[Written problem]
Below are some records: retype them all exactly, but not the pictures.

Stored data entries
◆ ◆ ◆ ◆ ◆ ◆ ◆

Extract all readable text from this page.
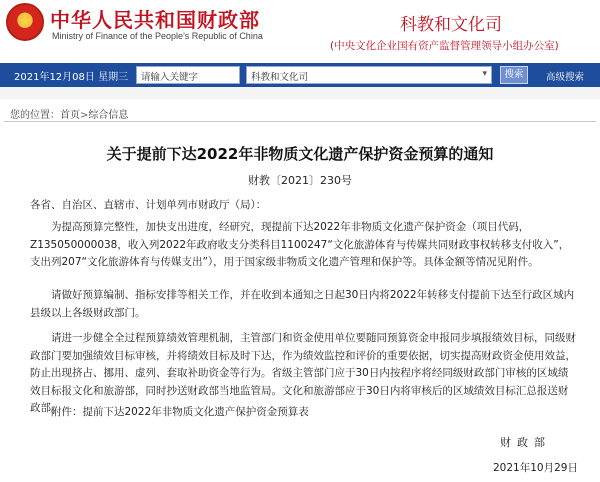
★
中华人民共和国财政部
Ministry of Finance of the People's Republic of China
科教和文化司
(中央文化企业国有资产监督管理领导小组办公室)
2021年12月08日 星期三	请输入关键字	科教和文化司	▾	搜索	高级搜索
您的位置：首页>综合信息
关于提前下达2022年非物质文化遗产保护资金预算的通知
财教〔2021〕230号
各省、自治区、直辖市、计划单列市财政厅（局）：
为提高预算完整性，加快支出进度，经研究，现提前下达2022年非物质文化遗产保护资金（项目代码，Z135050000038，收入列2022年政府收支分类科目1100247“文化旅游体育与传媒共同财政事权转移支付收入”，支出列207“文化旅游体育与传媒支出”），用于国家级非物质文化遗产管理和保护等。具体金额等情况见附件。
请做好预算编制、指标安排等相关工作，并在收到本通知之日起30日内将2022年转移支付提前下达至行政区域内县级以上各级财政部门。
请进一步健全全过程预算绩效管理机制，主管部门和资金使用单位要随同预算资金申报同步填报绩效目标，同级财政部门要加强绩效目标审核，并将绩效目标及时下达，作为绩效监控和评价的重要依据，切实提高财政资金使用效益，防止出现挤占、挪用、虚列、套取补助资金等行为。省级主管部门应于30日内按程序将经同级财政部门审核的区域绩效目标报文化和旅游部，同时抄送财政部当地监管局。文化和旅游部应于30日内将审核后的区域绩效目标汇总报送财政部。
附件：提前下达2022年非物质文化遗产保护资金预算表
财政部
2021年10月29日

◆ ◆ ◆ ◆ ◆ ◆ ◆

[The solution]
Extract all readable text from this page.
★
中华人民共和国财政部
Ministry of Finance of the People's Republic of China
科教和文化司
(中央文化企业国有资产监督管理领导小组办公室)
2021年12月08日 星期三	请输入关键字	科教和文化司	▾	搜索	高级搜索
您的位置：首页>综合信息
关于提前下达2022年非物质文化遗产保护资金预算的通知
财教〔2021〕230号
各省、自治区、直辖市、计划单列市财政厅（局）：
为提高预算完整性，加快支出进度，经研究，现提前下达2022年非物质文化遗产保护资金（项目代码，Z135050000038，收入列2022年政府收支分类科目1100247“文化旅游体育与传媒共同财政事权转移支付收入”，支出列207“文化旅游体育与传媒支出”），用于国家级非物质文化遗产管理和保护等。具体金额等情况见附件。
请做好预算编制、指标安排等相关工作，并在收到本通知之日起30日内将2022年转移支付提前下达至行政区域内县级以上各级财政部门。
请进一步健全全过程预算绩效管理机制，主管部门和资金使用单位要随同预算资金申报同步填报绩效目标，同级财政部门要加强绩效目标审核，并将绩效目标及时下达，作为绩效监控和评价的重要依据，切实提高财政资金使用效益，防止出现挤占、挪用、虚列、套取补助资金等行为。省级主管部门应于30日内按程序将经同级财政部门审核的区域绩效目标报文化和旅游部，同时抄送财政部当地监管局。文化和旅游部应于30日内将审核后的区域绩效目标汇总报送财政部。
附件：提前下达2022年非物质文化遗产保护资金预算表
财政部
2021年10月29日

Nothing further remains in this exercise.